Both heart and mind must be working well if the owners of a new small business are to experience success. While it is only human nature-not to mention fun-to indulge one's imagination about what a new business started from scratch could be like, would‑be entrepreneurs need to engage in some cold, hard thinking and planning before taking the plunge. At the risk of pouring cold water on some of the anticipation and excitement, what follows is a guide for how to plan for, and think through, the many decisions that must be made well before you have that "Grand Opening" sign made.


This may seem obvious, but you should know just what your reasons are for wanting to start a new business. If the motivations are weak, odds are the business will be a bust, whereas well‑founded reasons can help a business persevere through good times and bad. Some common reasons for starting a new business include escaping the whole nine‑to‑five routine (though it may be replaced by an eight‑to‑eight routine), answering to no one else, upgrading your standard of living, and being convinced that you can provide a needed product or service.

Why Me?

Given records:
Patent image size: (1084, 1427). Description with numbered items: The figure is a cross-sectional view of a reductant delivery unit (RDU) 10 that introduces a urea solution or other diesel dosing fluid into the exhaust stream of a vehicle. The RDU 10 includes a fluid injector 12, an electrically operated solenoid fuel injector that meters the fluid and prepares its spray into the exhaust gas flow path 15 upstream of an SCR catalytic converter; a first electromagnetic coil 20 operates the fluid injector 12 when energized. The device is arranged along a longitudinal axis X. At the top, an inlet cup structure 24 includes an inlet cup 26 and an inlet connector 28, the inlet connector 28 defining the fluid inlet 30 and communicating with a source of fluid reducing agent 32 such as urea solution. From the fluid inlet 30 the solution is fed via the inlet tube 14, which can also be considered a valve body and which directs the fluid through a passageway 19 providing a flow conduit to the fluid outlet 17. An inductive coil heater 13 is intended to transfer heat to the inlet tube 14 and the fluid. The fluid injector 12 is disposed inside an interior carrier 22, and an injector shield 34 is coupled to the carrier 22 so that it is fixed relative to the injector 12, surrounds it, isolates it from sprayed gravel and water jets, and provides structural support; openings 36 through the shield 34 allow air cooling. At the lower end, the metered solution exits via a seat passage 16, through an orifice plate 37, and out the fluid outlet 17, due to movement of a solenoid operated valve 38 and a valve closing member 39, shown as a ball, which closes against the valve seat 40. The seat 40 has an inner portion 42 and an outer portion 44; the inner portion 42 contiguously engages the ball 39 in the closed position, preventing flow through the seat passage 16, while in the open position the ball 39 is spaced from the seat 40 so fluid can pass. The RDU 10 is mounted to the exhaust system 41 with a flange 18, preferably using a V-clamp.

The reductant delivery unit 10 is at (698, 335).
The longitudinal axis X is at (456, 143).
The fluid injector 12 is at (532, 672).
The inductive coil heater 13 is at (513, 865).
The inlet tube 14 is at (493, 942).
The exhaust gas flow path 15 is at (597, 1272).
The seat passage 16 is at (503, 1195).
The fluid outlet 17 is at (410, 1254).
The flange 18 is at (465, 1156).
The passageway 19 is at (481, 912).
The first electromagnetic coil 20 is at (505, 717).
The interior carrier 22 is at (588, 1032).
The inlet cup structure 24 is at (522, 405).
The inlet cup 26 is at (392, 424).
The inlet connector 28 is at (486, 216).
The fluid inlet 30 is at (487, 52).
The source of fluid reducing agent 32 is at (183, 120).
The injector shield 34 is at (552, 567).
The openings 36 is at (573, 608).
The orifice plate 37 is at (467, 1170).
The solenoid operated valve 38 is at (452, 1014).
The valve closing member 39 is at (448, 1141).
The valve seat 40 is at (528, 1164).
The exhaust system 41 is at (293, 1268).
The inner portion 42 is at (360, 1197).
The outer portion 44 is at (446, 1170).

Required tasks:
[A] Can you retype the records from their first line up to and including the line with "The longitudinal axis X is at (456, 143)."?
[B] How would the text on starting a new small business go on from where it stops?
The text and the records come from unrelated sources.

Outputs:
[A]
Patent image size: (1084, 1427). Description with numbered items: The figure is a cross-sectional view of a reductant delivery unit (RDU) 10 that introduces a urea solution or other diesel dosing fluid into the exhaust stream of a vehicle. The RDU 10 includes a fluid injector 12, an electrically operated solenoid fuel injector that meters the fluid and prepares its spray into the exhaust gas flow path 15 upstream of an SCR catalytic converter; a first electromagnetic coil 20 operates the fluid injector 12 when energized. The device is arranged along a longitudinal axis X. At the top, an inlet cup structure 24 includes an inlet cup 26 and an inlet connector 28, the inlet connector 28 defining the fluid inlet 30 and communicating with a source of fluid reducing agent 32 such as urea solution. From the fluid inlet 30 the solution is fed via the inlet tube 14, which can also be considered a valve body and which directs the fluid through a passageway 19 providing a flow conduit to the fluid outlet 17. An inductive coil heater 13 is intended to transfer heat to the inlet tube 14 and the fluid. The fluid injector 12 is disposed inside an interior carrier 22, and an injector shield 34 is coupled to the carrier 22 so that it is fixed relative to the injector 12, surrounds it, isolates it from sprayed gravel and water jets, and provides structural support; openings 36 through the shield 34 allow air cooling. At the lower end, the metered solution exits via a seat passage 16, through an orifice plate 37, and out the fluid outlet 17, due to movement of a solenoid operated valve 38 and a valve closing member 39, shown as a ball, which closes against the valve seat 40. The seat 40 has an inner portion 42 and an outer portion 44; the inner portion 42 contiguously engages the ball 39 in the closed position, preventing flow through the seat passage 16, while in the open position the ball 39 is spaced from the seat 40 so fluid can pass. The RDU 10 is mounted to the exhaust system 41 with a flange 18, preferably using a V-clamp.

The reductant delivery unit 10 is at (698, 335).
The longitudinal axis X is at (456, 143).

[B]
Let's face it, not everyone is cut out to be a captain of industry, or even captain of a small business. Maybe you need not subject yourself to an intensive psychological and life‑experiences evaluation, but be honest with yourself about whether you have the necessary characteristics, skills, and experience. A few examples give you the idea:

  • Can you make yourself pull the trigger on an important decision?
  • Do you see competition as exciting or just stress‑inducing?
  • Are you willing and able to plan ahead?
  • Do you like interacting with people you don't know?
  • Do you have the perseverance, not to mention the physical stamina and health, to put in long hours if that's what is needed to make the business succeed?
  • Are you, and anyone else financially dependent upon you, prepared to risk your savings in pursuit of the business dream if that's what it takes?
  • Unless you are planning a one‑man band of a business, are you comfortable with hiring, supervising, and possibly having to fire other people?
  • Are you reasonably well organized?
  • Do you know anything about the paperwork and legal side of running a business, such as payroll and accounting, the permits or licenses you will need, or the regulations and laws that may apply to the business?

Why This Business?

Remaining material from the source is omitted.